-- Start of DATASET ENTRIES --

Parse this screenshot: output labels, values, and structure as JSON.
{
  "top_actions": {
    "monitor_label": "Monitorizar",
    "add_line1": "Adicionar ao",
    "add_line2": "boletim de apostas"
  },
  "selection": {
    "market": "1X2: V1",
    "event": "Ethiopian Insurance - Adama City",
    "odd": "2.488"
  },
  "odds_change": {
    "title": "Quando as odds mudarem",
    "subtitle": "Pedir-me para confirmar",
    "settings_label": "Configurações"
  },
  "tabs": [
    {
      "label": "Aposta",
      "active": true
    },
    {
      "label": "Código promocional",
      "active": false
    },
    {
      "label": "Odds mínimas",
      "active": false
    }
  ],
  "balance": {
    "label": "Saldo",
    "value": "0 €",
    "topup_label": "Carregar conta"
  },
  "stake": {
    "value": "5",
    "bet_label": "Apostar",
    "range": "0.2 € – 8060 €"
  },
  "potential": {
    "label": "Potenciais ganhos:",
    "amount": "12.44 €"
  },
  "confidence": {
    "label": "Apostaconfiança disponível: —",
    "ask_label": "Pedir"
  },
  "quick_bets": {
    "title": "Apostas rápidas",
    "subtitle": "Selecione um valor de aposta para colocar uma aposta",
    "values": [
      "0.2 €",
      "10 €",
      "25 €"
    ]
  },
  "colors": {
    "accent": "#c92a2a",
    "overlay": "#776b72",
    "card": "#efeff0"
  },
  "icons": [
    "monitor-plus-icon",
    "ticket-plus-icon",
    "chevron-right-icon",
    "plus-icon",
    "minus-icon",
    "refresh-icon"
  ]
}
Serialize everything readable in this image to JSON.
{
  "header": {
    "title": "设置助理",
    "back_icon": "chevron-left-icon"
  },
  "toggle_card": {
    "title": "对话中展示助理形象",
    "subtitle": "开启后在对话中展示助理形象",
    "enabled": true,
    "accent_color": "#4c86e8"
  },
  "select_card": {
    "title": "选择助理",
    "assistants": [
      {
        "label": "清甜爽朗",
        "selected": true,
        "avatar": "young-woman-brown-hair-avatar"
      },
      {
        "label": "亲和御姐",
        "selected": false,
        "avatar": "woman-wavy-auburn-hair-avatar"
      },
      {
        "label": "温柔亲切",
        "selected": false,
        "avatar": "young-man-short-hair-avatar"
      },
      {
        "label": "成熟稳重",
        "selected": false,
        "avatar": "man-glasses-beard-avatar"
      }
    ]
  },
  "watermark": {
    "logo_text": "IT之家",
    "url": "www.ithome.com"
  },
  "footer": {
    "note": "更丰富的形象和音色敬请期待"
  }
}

-- End of DATASET ENTRIES --

# OBJECTIVE
Copy every line exactly. Leave nothing out.

# THE COMPLETED TASK
Parse this screenshot: output labels, values, and structure as JSON.
{
  "top_actions": {
    "monitor_label": "Monitorizar",
    "add_line1": "Adicionar ao",
    "add_line2": "boletim de apostas"
  },
  "selection": {
    "market": "1X2: V1",
    "event": "Ethiopian Insurance - Adama City",
    "odd": "2.488"
  },
  "odds_change": {
    "title": "Quando as odds mudarem",
    "subtitle": "Pedir-me para confirmar",
    "settings_label": "Configurações"
  },
  "tabs": [
    {
      "label": "Aposta",
      "active": true
    },
    {
      "label": "Código promocional",
      "active": false
    },
    {
      "label": "Odds mínimas",
      "active": false
    }
  ],
  "balance": {
    "label": "Saldo",
    "value": "0 €",
    "topup_label": "Carregar conta"
  },
  "stake": {
    "value": "5",
    "bet_label": "Apostar",
    "range": "0.2 € – 8060 €"
  },
  "potential": {
    "label": "Potenciais ganhos:",
    "amount": "12.44 €"
  },
  "confidence": {
    "label": "Apostaconfiança disponível: —",
    "ask_label": "Pedir"
  },
  "quick_bets": {
    "title": "Apostas rápidas",
    "subtitle": "Selecione um valor de aposta para colocar uma aposta",
    "values": [
      "0.2 €",
      "10 €",
      "25 €"
    ]
  },
  "colors": {
    "accent": "#c92a2a",
    "overlay": "#776b72",
    "card": "#efeff0"
  },
  "icons": [
    "monitor-plus-icon",
    "ticket-plus-icon",
    "chevron-right-icon",
    "plus-icon",
    "minus-icon",
    "refresh-icon"
  ]
}
Serialize everything readable in this image to JSON.
{
  "header": {
    "title": "设置助理",
    "back_icon": "chevron-left-icon"
  },
  "toggle_card": {
    "title": "对话中展示助理形象",
    "subtitle": "开启后在对话中展示助理形象",
    "enabled": true,
    "accent_color": "#4c86e8"
  },
  "select_card": {
    "title": "选择助理",
    "assistants": [
      {
        "label": "清甜爽朗",
        "selected": true,
        "avatar": "young-woman-brown-hair-avatar"
      },
      {
        "label": "亲和御姐",
        "selected": false,
        "avatar": "woman-wavy-auburn-hair-avatar"
      },
      {
        "label": "温柔亲切",
        "selected": false,
        "avatar": "young-man-short-hair-avatar"
      },
      {
        "label": "成熟稳重",
        "selected": false,
        "avatar": "man-glasses-beard-avatar"
      }
    ]
  },
  "watermark": {
    "logo_text": "IT之家",
    "url": "www.ithome.com"
  },
  "footer": {
    "note": "更丰富的形象和音色敬请期待"
  }
}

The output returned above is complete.